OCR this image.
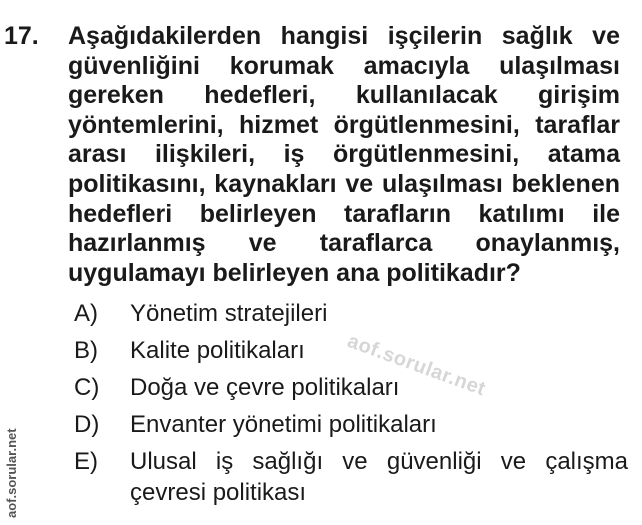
17. Aşağıdakilerden hangisi işçilerin sağlık ve güvenliğini korumak amacıyla ulaşılması gereken hedefleri, kullanılacak girişim yöntemlerini, hizmet örgütlenmesini, taraflar arası ilişkileri, iş örgütlenmesini, atama politikasını, kaynakları ve ulaşılması beklenen hedefleri belirleyen tarafların katılımı ile hazırlanmış ve taraflarca onaylanmış, uygulamayı belirleyen ana politikadır?
A)	Yönetim stratejileri
B)	Kalite politikaları
C)	Doğa ve çevre politikaları
D)	Envanter yönetimi politikaları
E)	Ulusal iş sağlığı ve güvenliği ve çalışma çevresi politikası
aof.sorular.net
aof.sorular.net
——
• _EXERCISE_: Filter the records above for lines containing the word "politikaları", and copy those lines.

• _EXERCISE RESULT_:
B)	Kalite politikaları
C)	Doğa ve çevre politikaları
D)	Envanter yönetimi politikaları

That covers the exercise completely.